The exercise: For the listing below, give the count of lines containing "title", and no other text.

-------- Provided data --------

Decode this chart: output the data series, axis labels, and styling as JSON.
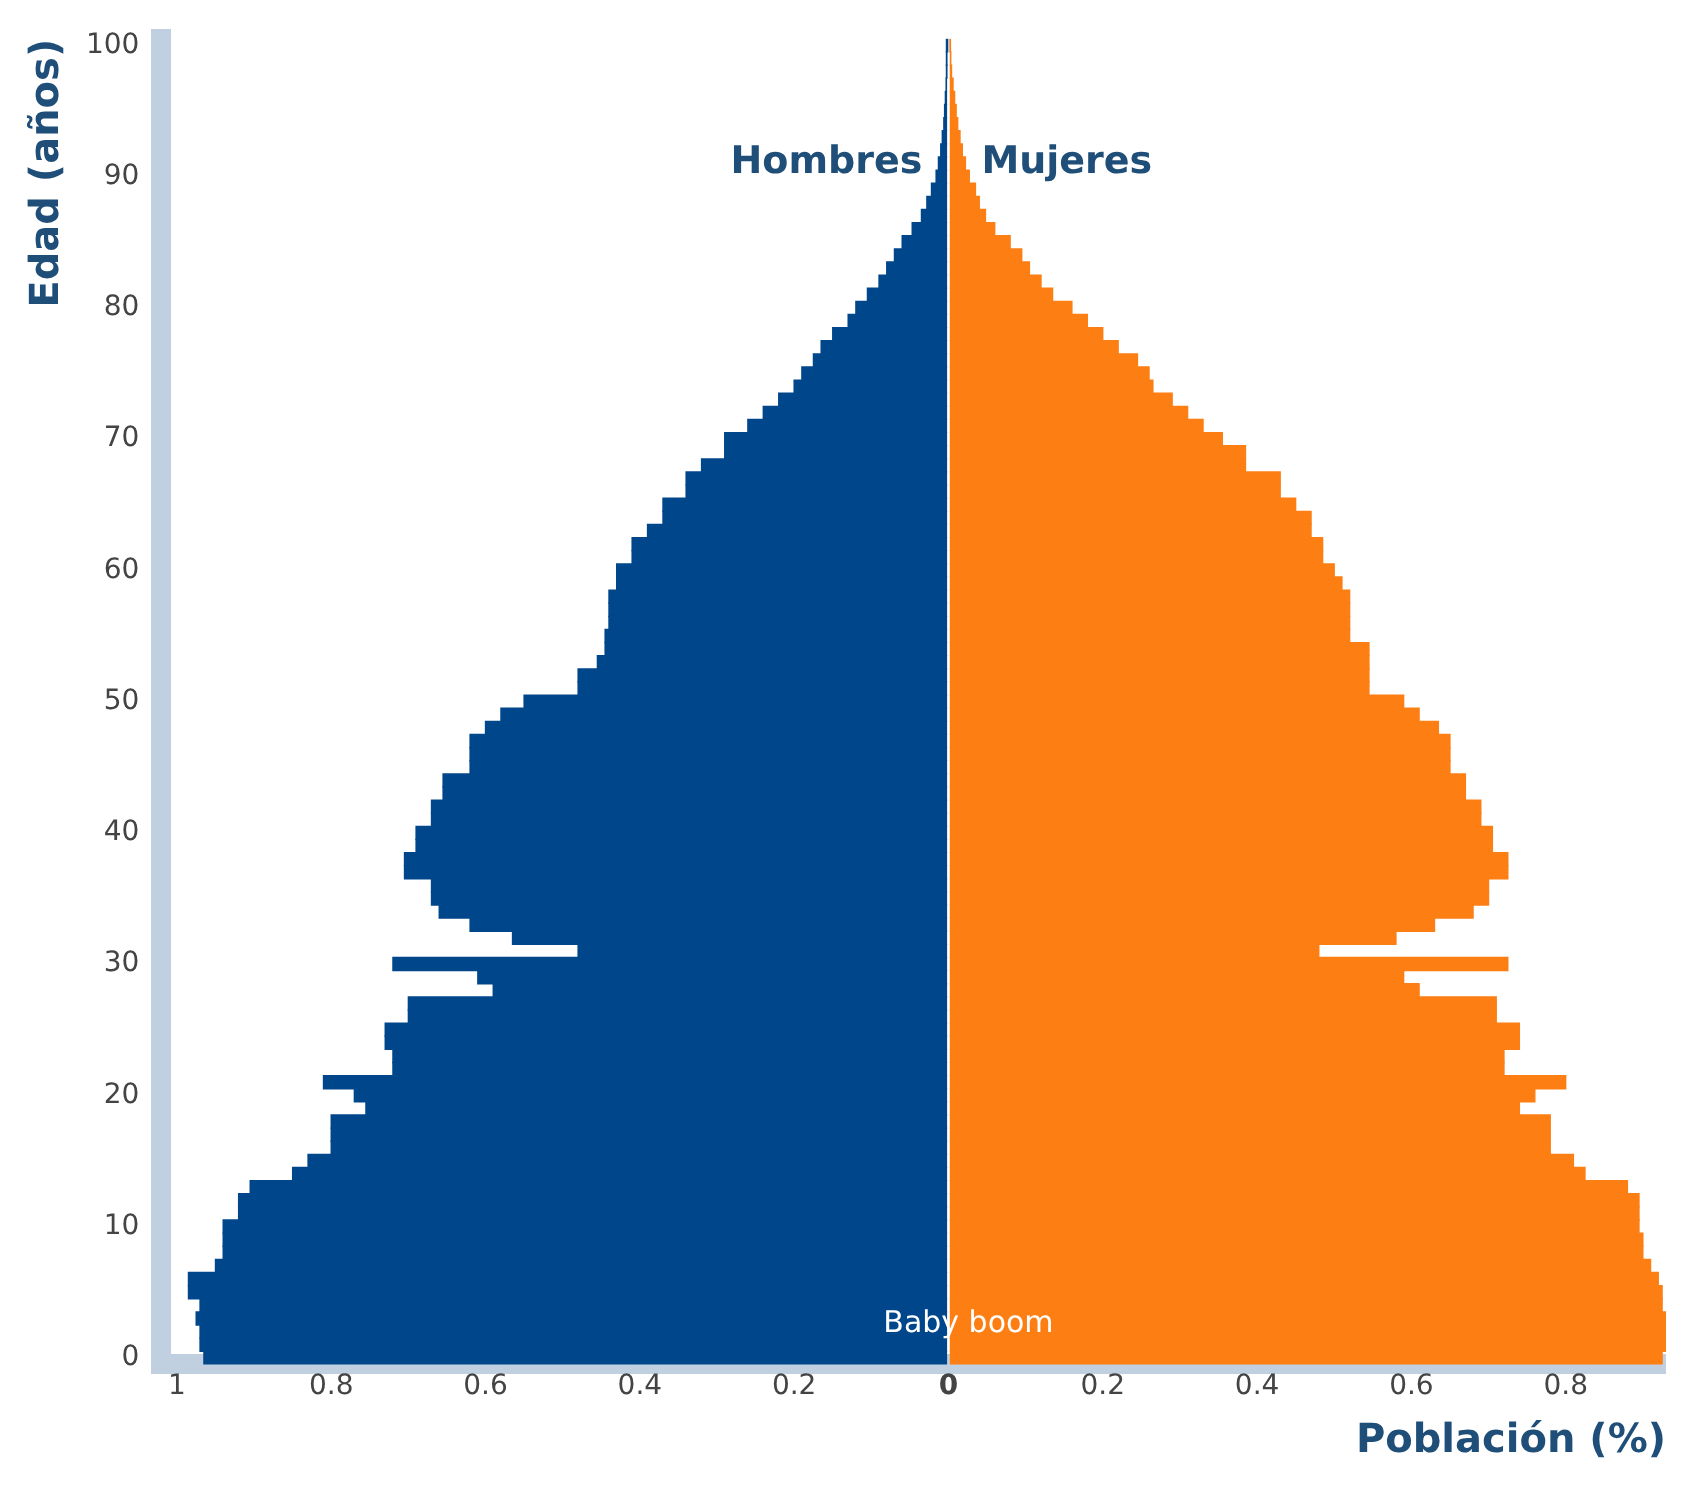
{
  "chart_data": {
    "type": "bar",
    "orientation": "horizontal",
    "stacked": true,
    "xlabel": "Población (%)",
    "ylabel": "Edad (años)",
    "annotations": [
      "Baby boom"
    ],
    "legend": false,
    "categories": [
      "100",
      null,
      null,
      null,
      null,
      null,
      null,
      null,
      null,
      null,
      "90",
      null,
      null,
      null,
      null,
      null,
      null,
      null,
      null,
      null,
      "80",
      null,
      null,
      null,
      null,
      null,
      null,
      null,
      null,
      null,
      "70",
      null,
      null,
      null,
      null,
      null,
      null,
      null,
      null,
      null,
      "60",
      null,
      null,
      null,
      null,
      null,
      null,
      null,
      null,
      null,
      "50",
      null,
      null,
      null,
      null,
      null,
      null,
      null,
      null,
      null,
      "40",
      null,
      null,
      null,
      null,
      null,
      null,
      null,
      null,
      null,
      "30",
      null,
      null,
      null,
      null,
      null,
      null,
      null,
      null,
      null,
      "20",
      null,
      null,
      null,
      null,
      null,
      null,
      null,
      null,
      null,
      "10",
      null,
      null,
      null,
      null,
      null,
      null,
      null,
      null,
      null,
      "0"
    ],
    "xlim": [
      -1.02,
      0.93
    ],
    "xticks": [
      {
        "value": -1,
        "label": "1"
      },
      {
        "value": -0.8,
        "label": "0.8"
      },
      {
        "value": -0.6,
        "label": "0.6"
      },
      {
        "value": -0.4,
        "label": "0.4"
      },
      {
        "value": -0.2,
        "label": "0.2"
      },
      0,
      0.2,
      0.4,
      0.6,
      0.8
    ],
    "series": [
      {
        "name": "Hombres",
        "color": "#00468b",
        "values": [
          -0.001,
          -0.002,
          -0.002,
          -0.003,
          -0.004,
          -0.005,
          -0.006,
          -0.008,
          -0.01,
          -0.013,
          -0.016,
          -0.022,
          -0.028,
          -0.035,
          -0.047,
          -0.06,
          -0.07,
          -0.08,
          -0.09,
          -0.105,
          -0.12,
          -0.13,
          -0.15,
          -0.165,
          -0.175,
          -0.19,
          -0.2,
          -0.22,
          -0.24,
          -0.26,
          -0.29,
          -0.29,
          -0.32,
          -0.34,
          -0.34,
          -0.37,
          -0.37,
          -0.39,
          -0.41,
          -0.41,
          -0.43,
          -0.43,
          -0.44,
          -0.44,
          -0.44,
          -0.445,
          -0.445,
          -0.455,
          -0.48,
          -0.48,
          -0.55,
          -0.58,
          -0.6,
          -0.62,
          -0.62,
          -0.62,
          -0.655,
          -0.655,
          -0.67,
          -0.67,
          -0.69,
          -0.69,
          -0.705,
          -0.705,
          -0.67,
          -0.67,
          -0.66,
          -0.62,
          -0.565,
          -0.48,
          -0.72,
          -0.61,
          -0.59,
          -0.7,
          -0.7,
          -0.73,
          -0.73,
          -0.72,
          -0.72,
          -0.81,
          -0.77,
          -0.755,
          -0.8,
          -0.8,
          -0.8,
          -0.83,
          -0.85,
          -0.905,
          -0.92,
          -0.92,
          -0.94,
          -0.94,
          -0.94,
          -0.95,
          -0.985,
          -0.985,
          -0.97,
          -0.975,
          -0.97,
          -0.97,
          -0.965
        ]
      },
      {
        "name": "Mujeres",
        "color": "#fd7e12",
        "values": [
          0.002,
          0.003,
          0.004,
          0.006,
          0.008,
          0.01,
          0.012,
          0.015,
          0.018,
          0.022,
          0.027,
          0.035,
          0.04,
          0.048,
          0.06,
          0.08,
          0.095,
          0.105,
          0.12,
          0.135,
          0.16,
          0.18,
          0.2,
          0.22,
          0.245,
          0.26,
          0.265,
          0.29,
          0.31,
          0.33,
          0.355,
          0.385,
          0.385,
          0.43,
          0.43,
          0.45,
          0.47,
          0.47,
          0.485,
          0.485,
          0.5,
          0.51,
          0.52,
          0.52,
          0.52,
          0.52,
          0.545,
          0.545,
          0.545,
          0.545,
          0.59,
          0.61,
          0.635,
          0.65,
          0.65,
          0.65,
          0.67,
          0.67,
          0.69,
          0.69,
          0.705,
          0.705,
          0.725,
          0.725,
          0.7,
          0.7,
          0.68,
          0.63,
          0.58,
          0.48,
          0.725,
          0.59,
          0.61,
          0.71,
          0.71,
          0.74,
          0.74,
          0.72,
          0.72,
          0.8,
          0.76,
          0.74,
          0.78,
          0.78,
          0.78,
          0.81,
          0.825,
          0.88,
          0.895,
          0.895,
          0.895,
          0.9,
          0.9,
          0.91,
          0.92,
          0.925,
          0.925,
          0.93,
          0.93,
          0.93,
          0.925
        ]
      }
    ]
  }
}
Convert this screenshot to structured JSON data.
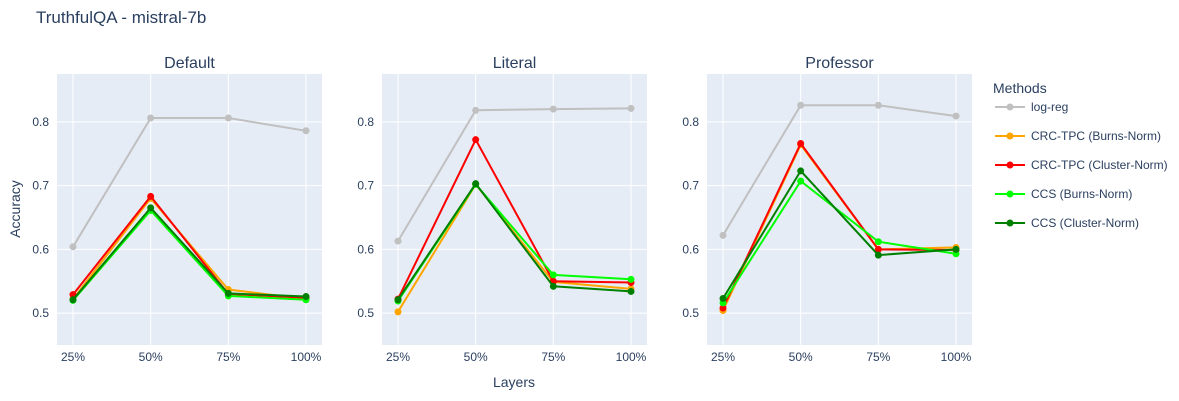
{
  "figure": {
    "title": "TruthfulQA - mistral-7b",
    "xlabel": "Layers",
    "ylabel": "Accuracy"
  },
  "legend": {
    "title": "Methods",
    "placement": "right"
  },
  "colors": {
    "plot_background": "#e5ecf6",
    "grid": "#ffffff",
    "text": "#2a3f5f"
  },
  "chart_data": {
    "type": "line",
    "categories": [
      "25%",
      "50%",
      "75%",
      "100%"
    ],
    "ylim": [
      0.45,
      0.875
    ],
    "yticks": [
      0.5,
      0.6,
      0.7,
      0.8
    ],
    "grid": true,
    "series_meta": [
      {
        "name": "log-reg",
        "color": "#c0c0c0"
      },
      {
        "name": "CRC-TPC (Burns-Norm)",
        "color": "#ffa500"
      },
      {
        "name": "CRC-TPC (Cluster-Norm)",
        "color": "#ff0000"
      },
      {
        "name": "CCS (Burns-Norm)",
        "color": "#00ff00"
      },
      {
        "name": "CCS (Cluster-Norm)",
        "color": "#008000"
      }
    ],
    "panels": [
      {
        "title": "Default",
        "series": [
          {
            "name": "log-reg",
            "values": [
              0.604,
              0.806,
              0.806,
              0.786
            ]
          },
          {
            "name": "CRC-TPC (Burns-Norm)",
            "values": [
              0.522,
              0.68,
              0.537,
              0.522
            ]
          },
          {
            "name": "CRC-TPC (Cluster-Norm)",
            "values": [
              0.529,
              0.683,
              0.53,
              0.524
            ]
          },
          {
            "name": "CCS (Burns-Norm)",
            "values": [
              0.52,
              0.661,
              0.527,
              0.521
            ]
          },
          {
            "name": "CCS (Cluster-Norm)",
            "values": [
              0.521,
              0.665,
              0.531,
              0.526
            ]
          }
        ]
      },
      {
        "title": "Literal",
        "series": [
          {
            "name": "log-reg",
            "values": [
              0.613,
              0.818,
              0.82,
              0.821
            ]
          },
          {
            "name": "CRC-TPC (Burns-Norm)",
            "values": [
              0.502,
              0.702,
              0.549,
              0.538
            ]
          },
          {
            "name": "CRC-TPC (Cluster-Norm)",
            "values": [
              0.522,
              0.772,
              0.55,
              0.548
            ]
          },
          {
            "name": "CCS (Burns-Norm)",
            "values": [
              0.519,
              0.702,
              0.56,
              0.553
            ]
          },
          {
            "name": "CCS (Cluster-Norm)",
            "values": [
              0.521,
              0.703,
              0.542,
              0.534
            ]
          }
        ]
      },
      {
        "title": "Professor",
        "series": [
          {
            "name": "log-reg",
            "values": [
              0.622,
              0.826,
              0.826,
              0.809
            ]
          },
          {
            "name": "CRC-TPC (Burns-Norm)",
            "values": [
              0.504,
              0.764,
              0.6,
              0.603
            ]
          },
          {
            "name": "CRC-TPC (Cluster-Norm)",
            "values": [
              0.508,
              0.766,
              0.6,
              0.599
            ]
          },
          {
            "name": "CCS (Burns-Norm)",
            "values": [
              0.516,
              0.707,
              0.612,
              0.593
            ]
          },
          {
            "name": "CCS (Cluster-Norm)",
            "values": [
              0.523,
              0.723,
              0.591,
              0.6
            ]
          }
        ]
      }
    ]
  }
}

--------

Final answer: 5